#### [DATA PROVIDED]

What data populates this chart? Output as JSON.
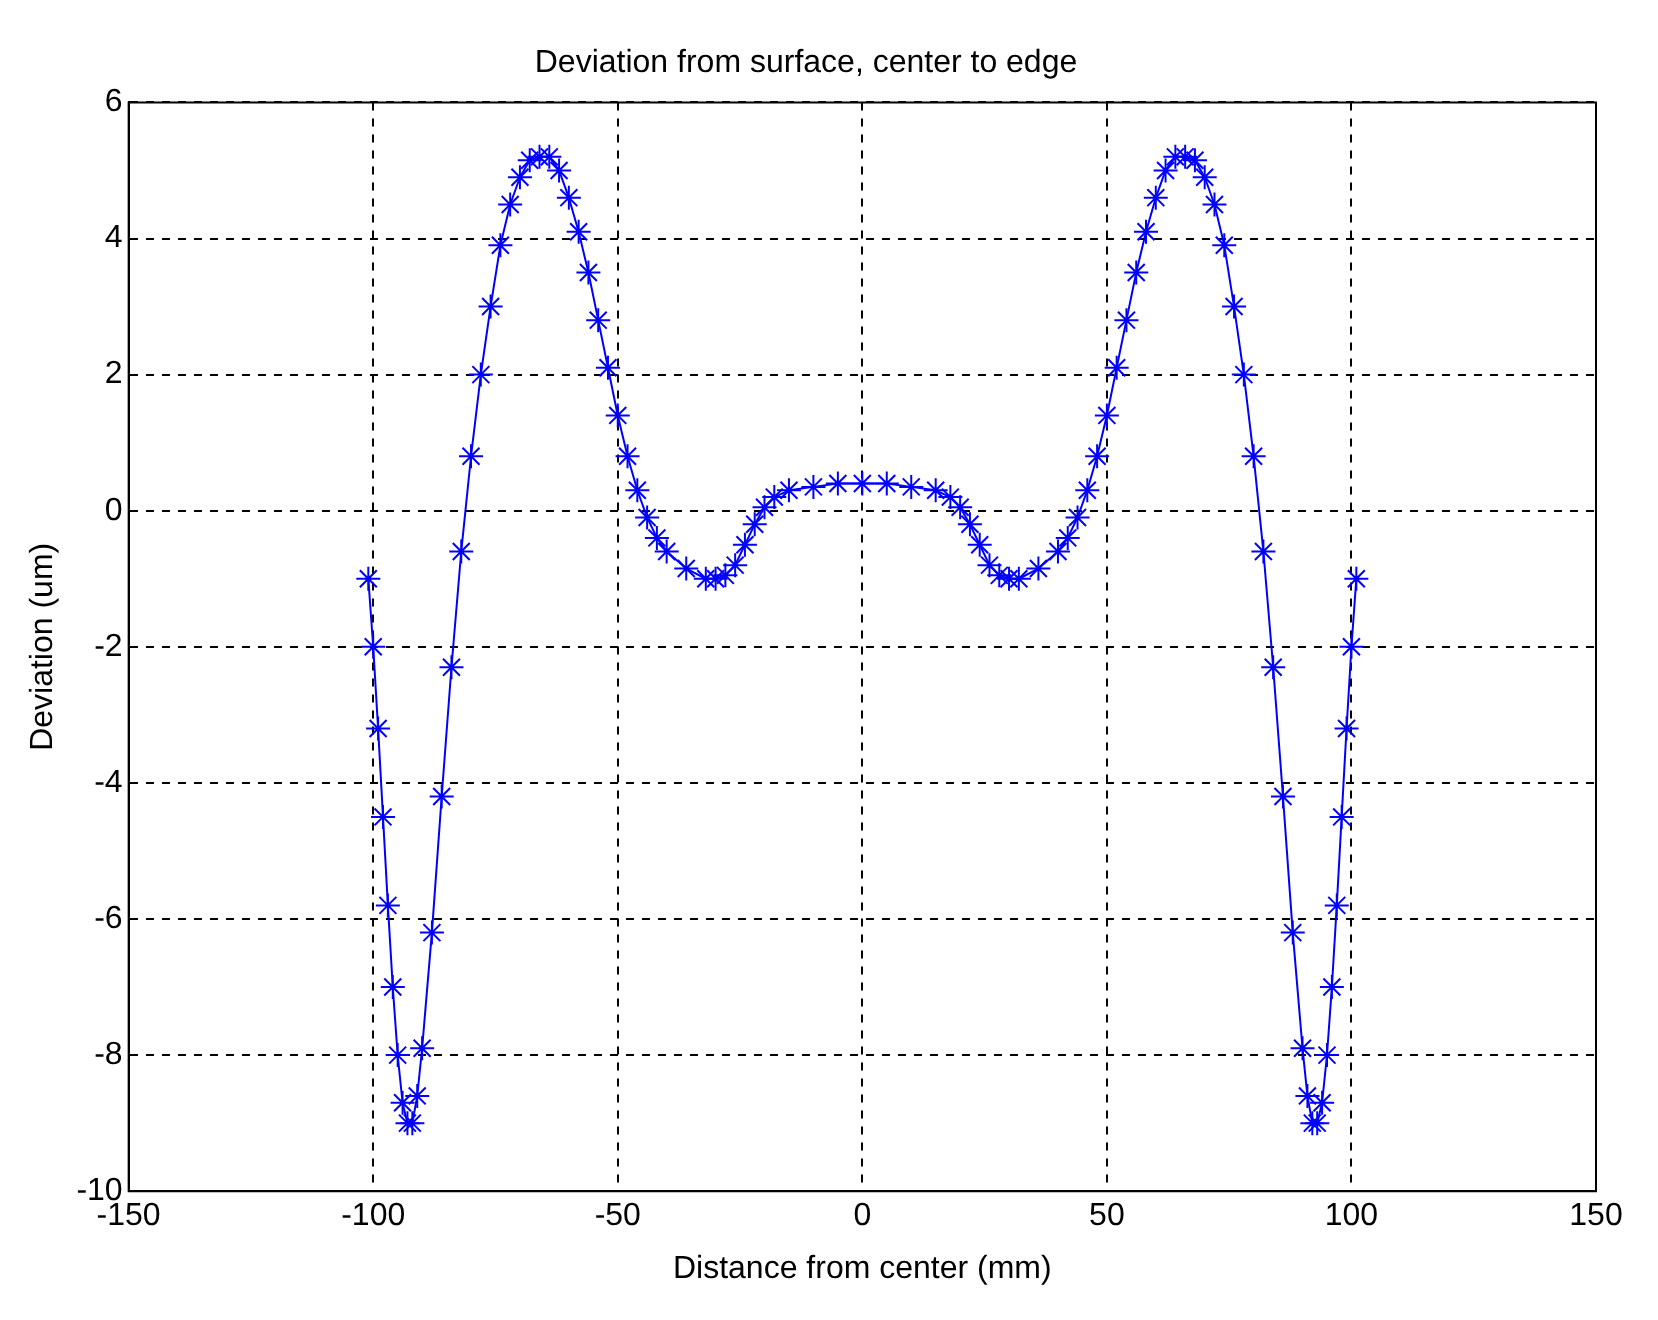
{
  "chart_data": {
    "type": "line",
    "title": "Deviation from surface, center to edge",
    "xlabel": "Distance from center (mm)",
    "ylabel": "Deviation (um)",
    "x": [
      -101,
      -100,
      -99,
      -98,
      -97,
      -96,
      -95,
      -94,
      -93,
      -92,
      -91,
      -90,
      -88,
      -86,
      -84,
      -82,
      -80,
      -78,
      -76,
      -74,
      -72,
      -70,
      -68,
      -66,
      -64,
      -62,
      -60,
      -58,
      -56,
      -54,
      -52,
      -50,
      -48,
      -46,
      -44,
      -42,
      -40,
      -36,
      -32,
      -30,
      -28,
      -26,
      -24,
      -22,
      -20,
      -18,
      -15,
      -10,
      -5,
      0,
      5,
      10,
      15,
      18,
      20,
      22,
      24,
      26,
      28,
      30,
      32,
      36,
      40,
      42,
      44,
      46,
      48,
      50,
      52,
      54,
      56,
      58,
      60,
      62,
      64,
      66,
      68,
      70,
      72,
      74,
      76,
      78,
      80,
      82,
      84,
      86,
      88,
      90,
      91,
      92,
      93,
      94,
      95,
      96,
      97,
      98,
      99,
      100,
      101
    ],
    "series": [
      {
        "color": "#0000ff",
        "values": [
          -1.0,
          -2.0,
          -3.2,
          -4.5,
          -5.8,
          -7.0,
          -8.0,
          -8.7,
          -9.0,
          -9.0,
          -8.6,
          -7.9,
          -6.2,
          -4.2,
          -2.3,
          -0.6,
          0.8,
          2.0,
          3.0,
          3.9,
          4.5,
          4.9,
          5.15,
          5.2,
          5.2,
          5.0,
          4.6,
          4.1,
          3.5,
          2.8,
          2.1,
          1.4,
          0.8,
          0.3,
          -0.1,
          -0.4,
          -0.6,
          -0.85,
          -1.0,
          -1.0,
          -0.95,
          -0.8,
          -0.5,
          -0.2,
          0.05,
          0.2,
          0.3,
          0.35,
          0.4,
          0.4,
          0.4,
          0.35,
          0.3,
          0.2,
          0.05,
          -0.2,
          -0.5,
          -0.8,
          -0.95,
          -1.0,
          -1.0,
          -0.85,
          -0.6,
          -0.4,
          -0.1,
          0.3,
          0.8,
          1.4,
          2.1,
          2.8,
          3.5,
          4.1,
          4.6,
          5.0,
          5.2,
          5.2,
          5.15,
          4.9,
          4.5,
          3.9,
          3.0,
          2.0,
          0.8,
          -0.6,
          -2.3,
          -4.2,
          -6.2,
          -7.9,
          -8.6,
          -9.0,
          -9.0,
          -8.7,
          -8.0,
          -7.0,
          -5.8,
          -4.5,
          -3.2,
          -2.0,
          -1.0
        ]
      }
    ],
    "xlim": [
      -150,
      150
    ],
    "xticks": [
      -150,
      -100,
      -50,
      0,
      50,
      100,
      150
    ],
    "ylim": [
      -10,
      6
    ],
    "yticks": [
      -10,
      -8,
      -6,
      -4,
      -2,
      0,
      2,
      4,
      6
    ],
    "grid": true,
    "marker": "cross",
    "line_style": "solid",
    "legend": false
  }
}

#### [REQUIRED WORK]
Go over the entries above and say how many lines hold the string "center", with no other text.

#### [TASK OUTPUT]
2